▸ Objective: Print every entry exactly as written.

— BEGIN Records to use —

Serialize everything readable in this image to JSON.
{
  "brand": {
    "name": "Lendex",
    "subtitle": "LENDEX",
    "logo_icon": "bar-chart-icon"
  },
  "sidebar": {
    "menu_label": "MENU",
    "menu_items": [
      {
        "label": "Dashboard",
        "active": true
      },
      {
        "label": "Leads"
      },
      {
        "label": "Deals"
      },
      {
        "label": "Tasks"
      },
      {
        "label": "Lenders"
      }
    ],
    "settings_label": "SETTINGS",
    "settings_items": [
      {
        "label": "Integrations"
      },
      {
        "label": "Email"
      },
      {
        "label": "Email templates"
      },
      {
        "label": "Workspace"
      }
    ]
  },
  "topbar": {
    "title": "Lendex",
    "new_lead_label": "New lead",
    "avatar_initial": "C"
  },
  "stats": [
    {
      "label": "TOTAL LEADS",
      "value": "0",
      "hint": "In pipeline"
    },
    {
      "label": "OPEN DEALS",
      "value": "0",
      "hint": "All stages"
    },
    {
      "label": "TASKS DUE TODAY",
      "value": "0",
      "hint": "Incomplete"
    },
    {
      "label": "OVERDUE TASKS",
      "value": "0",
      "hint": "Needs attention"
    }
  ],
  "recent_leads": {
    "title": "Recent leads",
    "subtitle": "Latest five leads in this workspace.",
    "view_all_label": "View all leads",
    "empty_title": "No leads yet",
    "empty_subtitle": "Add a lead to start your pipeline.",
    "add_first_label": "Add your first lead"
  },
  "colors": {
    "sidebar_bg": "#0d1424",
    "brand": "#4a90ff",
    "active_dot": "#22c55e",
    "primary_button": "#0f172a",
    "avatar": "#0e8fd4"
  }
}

— END Records to use —

▸ Result of this exercise:
Serialize everything readable in this image to JSON.
{
  "brand": {
    "name": "Lendex",
    "subtitle": "LENDEX",
    "logo_icon": "bar-chart-icon"
  },
  "sidebar": {
    "menu_label": "MENU",
    "menu_items": [
      {
        "label": "Dashboard",
        "active": true
      },
      {
        "label": "Leads"
      },
      {
        "label": "Deals"
      },
      {
        "label": "Tasks"
      },
      {
        "label": "Lenders"
      }
    ],
    "settings_label": "SETTINGS",
    "settings_items": [
      {
        "label": "Integrations"
      },
      {
        "label": "Email"
      },
      {
        "label": "Email templates"
      },
      {
        "label": "Workspace"
      }
    ]
  },
  "topbar": {
    "title": "Lendex",
    "new_lead_label": "New lead",
    "avatar_initial": "C"
  },
  "stats": [
    {
      "label": "TOTAL LEADS",
      "value": "0",
      "hint": "In pipeline"
    },
    {
      "label": "OPEN DEALS",
      "value": "0",
      "hint": "All stages"
    },
    {
      "label": "TASKS DUE TODAY",
      "value": "0",
      "hint": "Incomplete"
    },
    {
      "label": "OVERDUE TASKS",
      "value": "0",
      "hint": "Needs attention"
    }
  ],
  "recent_leads": {
    "title": "Recent leads",
    "subtitle": "Latest five leads in this workspace.",
    "view_all_label": "View all leads",
    "empty_title": "No leads yet",
    "empty_subtitle": "Add a lead to start your pipeline.",
    "add_first_label": "Add your first lead"
  },
  "colors": {
    "sidebar_bg": "#0d1424",
    "brand": "#4a90ff",
    "active_dot": "#22c55e",
    "primary_button": "#0f172a",
    "avatar": "#0e8fd4"
  }
}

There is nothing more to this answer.